--- start Dataset ---

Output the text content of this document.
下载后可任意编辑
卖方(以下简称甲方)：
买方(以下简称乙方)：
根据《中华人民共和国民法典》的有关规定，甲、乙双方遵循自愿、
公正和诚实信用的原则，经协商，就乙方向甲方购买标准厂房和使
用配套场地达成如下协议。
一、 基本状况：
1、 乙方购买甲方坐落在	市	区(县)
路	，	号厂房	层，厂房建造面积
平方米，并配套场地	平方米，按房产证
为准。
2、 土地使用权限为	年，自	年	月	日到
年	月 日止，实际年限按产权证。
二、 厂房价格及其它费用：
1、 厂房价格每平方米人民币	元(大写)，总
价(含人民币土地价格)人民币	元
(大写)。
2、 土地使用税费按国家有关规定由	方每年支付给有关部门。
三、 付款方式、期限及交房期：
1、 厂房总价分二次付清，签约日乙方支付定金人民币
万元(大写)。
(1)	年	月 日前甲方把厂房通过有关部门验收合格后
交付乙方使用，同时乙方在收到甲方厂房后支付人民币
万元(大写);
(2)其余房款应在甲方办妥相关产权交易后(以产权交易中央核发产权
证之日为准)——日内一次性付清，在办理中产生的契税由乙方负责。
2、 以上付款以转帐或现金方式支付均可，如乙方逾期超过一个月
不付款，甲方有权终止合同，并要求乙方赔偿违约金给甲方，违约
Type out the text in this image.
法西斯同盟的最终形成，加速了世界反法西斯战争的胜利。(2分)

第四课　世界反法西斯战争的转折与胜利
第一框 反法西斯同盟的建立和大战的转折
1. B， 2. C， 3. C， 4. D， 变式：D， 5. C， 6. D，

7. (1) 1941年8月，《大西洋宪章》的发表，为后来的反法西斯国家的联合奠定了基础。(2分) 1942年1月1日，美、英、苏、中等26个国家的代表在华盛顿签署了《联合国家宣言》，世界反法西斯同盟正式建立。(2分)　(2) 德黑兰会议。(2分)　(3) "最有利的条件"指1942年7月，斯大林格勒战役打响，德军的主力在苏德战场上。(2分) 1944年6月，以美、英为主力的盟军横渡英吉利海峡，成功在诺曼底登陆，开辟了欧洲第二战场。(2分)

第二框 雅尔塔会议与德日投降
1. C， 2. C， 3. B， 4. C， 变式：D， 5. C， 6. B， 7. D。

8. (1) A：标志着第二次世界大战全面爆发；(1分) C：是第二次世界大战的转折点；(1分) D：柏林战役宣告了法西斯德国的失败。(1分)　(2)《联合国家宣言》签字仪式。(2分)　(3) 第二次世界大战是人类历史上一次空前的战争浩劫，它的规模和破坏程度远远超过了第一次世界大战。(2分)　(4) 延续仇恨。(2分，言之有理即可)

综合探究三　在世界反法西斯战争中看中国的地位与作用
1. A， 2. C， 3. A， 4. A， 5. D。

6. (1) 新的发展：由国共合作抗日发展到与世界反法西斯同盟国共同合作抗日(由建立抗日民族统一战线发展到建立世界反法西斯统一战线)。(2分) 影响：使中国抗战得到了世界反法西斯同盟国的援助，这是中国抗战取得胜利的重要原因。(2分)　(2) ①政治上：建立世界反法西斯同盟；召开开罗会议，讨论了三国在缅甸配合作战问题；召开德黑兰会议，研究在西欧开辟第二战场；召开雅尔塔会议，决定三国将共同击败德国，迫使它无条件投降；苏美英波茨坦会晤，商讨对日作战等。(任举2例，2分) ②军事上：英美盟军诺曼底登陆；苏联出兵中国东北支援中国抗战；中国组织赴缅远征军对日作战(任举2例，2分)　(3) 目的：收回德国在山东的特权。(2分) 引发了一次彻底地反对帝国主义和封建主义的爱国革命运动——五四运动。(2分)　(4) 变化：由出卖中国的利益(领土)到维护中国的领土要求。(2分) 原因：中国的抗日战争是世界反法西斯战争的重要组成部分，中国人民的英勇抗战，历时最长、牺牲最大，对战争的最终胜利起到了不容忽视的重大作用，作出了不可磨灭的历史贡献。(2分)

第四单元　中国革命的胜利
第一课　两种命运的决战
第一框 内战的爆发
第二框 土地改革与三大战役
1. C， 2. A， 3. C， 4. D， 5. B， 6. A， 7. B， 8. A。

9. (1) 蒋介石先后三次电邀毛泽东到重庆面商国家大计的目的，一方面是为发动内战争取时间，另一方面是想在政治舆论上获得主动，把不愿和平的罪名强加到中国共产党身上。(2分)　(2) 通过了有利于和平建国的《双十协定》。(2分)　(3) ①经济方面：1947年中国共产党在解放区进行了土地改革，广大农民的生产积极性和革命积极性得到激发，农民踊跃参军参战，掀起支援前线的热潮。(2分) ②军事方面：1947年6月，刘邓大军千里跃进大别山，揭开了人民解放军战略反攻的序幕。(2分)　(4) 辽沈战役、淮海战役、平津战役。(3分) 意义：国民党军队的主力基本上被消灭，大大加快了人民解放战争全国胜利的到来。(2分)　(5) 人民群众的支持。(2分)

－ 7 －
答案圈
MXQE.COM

--- end Dataset ---

**Your instructions**
The entries above must be returned exactly.

**Full solution**
Output the text content of this document.
下载后可任意编辑
卖方(以下简称甲方)：
买方(以下简称乙方)：
根据《中华人民共和国民法典》的有关规定，甲、乙双方遵循自愿、
公正和诚实信用的原则，经协商，就乙方向甲方购买标准厂房和使
用配套场地达成如下协议。
一、 基本状况：
1、 乙方购买甲方坐落在	市	区(县)
路	，	号厂房	层，厂房建造面积
平方米，并配套场地	平方米，按房产证
为准。
2、 土地使用权限为	年，自	年	月	日到
年	月 日止，实际年限按产权证。
二、 厂房价格及其它费用：
1、 厂房价格每平方米人民币	元(大写)，总
价(含人民币土地价格)人民币	元
(大写)。
2、 土地使用税费按国家有关规定由	方每年支付给有关部门。
三、 付款方式、期限及交房期：
1、 厂房总价分二次付清，签约日乙方支付定金人民币
万元(大写)。
(1)	年	月 日前甲方把厂房通过有关部门验收合格后
交付乙方使用，同时乙方在收到甲方厂房后支付人民币
万元(大写);
(2)其余房款应在甲方办妥相关产权交易后(以产权交易中央核发产权
证之日为准)——日内一次性付清，在办理中产生的契税由乙方负责。
2、 以上付款以转帐或现金方式支付均可，如乙方逾期超过一个月
不付款，甲方有权终止合同，并要求乙方赔偿违约金给甲方，违约
Type out the text in this image.
法西斯同盟的最终形成，加速了世界反法西斯战争的胜利。(2分)

第四课　世界反法西斯战争的转折与胜利
第一框 反法西斯同盟的建立和大战的转折
1. B， 2. C， 3. C， 4. D， 变式：D， 5. C， 6. D，

7. (1) 1941年8月，《大西洋宪章》的发表，为后来的反法西斯国家的联合奠定了基础。(2分) 1942年1月1日，美、英、苏、中等26个国家的代表在华盛顿签署了《联合国家宣言》，世界反法西斯同盟正式建立。(2分)　(2) 德黑兰会议。(2分)　(3) "最有利的条件"指1942年7月，斯大林格勒战役打响，德军的主力在苏德战场上。(2分) 1944年6月，以美、英为主力的盟军横渡英吉利海峡，成功在诺曼底登陆，开辟了欧洲第二战场。(2分)

第二框 雅尔塔会议与德日投降
1. C， 2. C， 3. B， 4. C， 变式：D， 5. C， 6. B， 7. D。

8. (1) A：标志着第二次世界大战全面爆发；(1分) C：是第二次世界大战的转折点；(1分) D：柏林战役宣告了法西斯德国的失败。(1分)　(2)《联合国家宣言》签字仪式。(2分)　(3) 第二次世界大战是人类历史上一次空前的战争浩劫，它的规模和破坏程度远远超过了第一次世界大战。(2分)　(4) 延续仇恨。(2分，言之有理即可)

综合探究三　在世界反法西斯战争中看中国的地位与作用
1. A， 2. C， 3. A， 4. A， 5. D。

6. (1) 新的发展：由国共合作抗日发展到与世界反法西斯同盟国共同合作抗日(由建立抗日民族统一战线发展到建立世界反法西斯统一战线)。(2分) 影响：使中国抗战得到了世界反法西斯同盟国的援助，这是中国抗战取得胜利的重要原因。(2分)　(2) ①政治上：建立世界反法西斯同盟；召开开罗会议，讨论了三国在缅甸配合作战问题；召开德黑兰会议，研究在西欧开辟第二战场；召开雅尔塔会议，决定三国将共同击败德国，迫使它无条件投降；苏美英波茨坦会晤，商讨对日作战等。(任举2例，2分) ②军事上：英美盟军诺曼底登陆；苏联出兵中国东北支援中国抗战；中国组织赴缅远征军对日作战(任举2例，2分)　(3) 目的：收回德国在山东的特权。(2分) 引发了一次彻底地反对帝国主义和封建主义的爱国革命运动——五四运动。(2分)　(4) 变化：由出卖中国的利益(领土)到维护中国的领土要求。(2分) 原因：中国的抗日战争是世界反法西斯战争的重要组成部分，中国人民的英勇抗战，历时最长、牺牲最大，对战争的最终胜利起到了不容忽视的重大作用，作出了不可磨灭的历史贡献。(2分)

第四单元　中国革命的胜利
第一课　两种命运的决战
第一框 内战的爆发
第二框 土地改革与三大战役
1. C， 2. A， 3. C， 4. D， 5. B， 6. A， 7. B， 8. A。

9. (1) 蒋介石先后三次电邀毛泽东到重庆面商国家大计的目的，一方面是为发动内战争取时间，另一方面是想在政治舆论上获得主动，把不愿和平的罪名强加到中国共产党身上。(2分)　(2) 通过了有利于和平建国的《双十协定》。(2分)　(3) ①经济方面：1947年中国共产党在解放区进行了土地改革，广大农民的生产积极性和革命积极性得到激发，农民踊跃参军参战，掀起支援前线的热潮。(2分) ②军事方面：1947年6月，刘邓大军千里跃进大别山，揭开了人民解放军战略反攻的序幕。(2分)　(4) 辽沈战役、淮海战役、平津战役。(3分) 意义：国民党军队的主力基本上被消灭，大大加快了人民解放战争全国胜利的到来。(2分)　(5) 人民群众的支持。(2分)

－ 7 －
答案圈
MXQE.COM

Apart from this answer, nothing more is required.